Data shown:

○ ○ ○ ○

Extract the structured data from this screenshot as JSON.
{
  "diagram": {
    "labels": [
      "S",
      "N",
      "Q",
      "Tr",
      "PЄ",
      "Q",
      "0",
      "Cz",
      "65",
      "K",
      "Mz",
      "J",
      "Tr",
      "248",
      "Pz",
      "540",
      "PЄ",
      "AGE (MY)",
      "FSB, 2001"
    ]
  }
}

○ ○ ○ ○

Written task:
Using the material above, print every entry exactly as written.

Output:
Extract the structured data from this screenshot as JSON.
{
  "diagram": {
    "labels": [
      "S",
      "N",
      "Q",
      "Tr",
      "PЄ",
      "Q",
      "0",
      "Cz",
      "65",
      "K",
      "Mz",
      "J",
      "Tr",
      "248",
      "Pz",
      "540",
      "PЄ",
      "AGE (MY)",
      "FSB, 2001"
    ]
  }
}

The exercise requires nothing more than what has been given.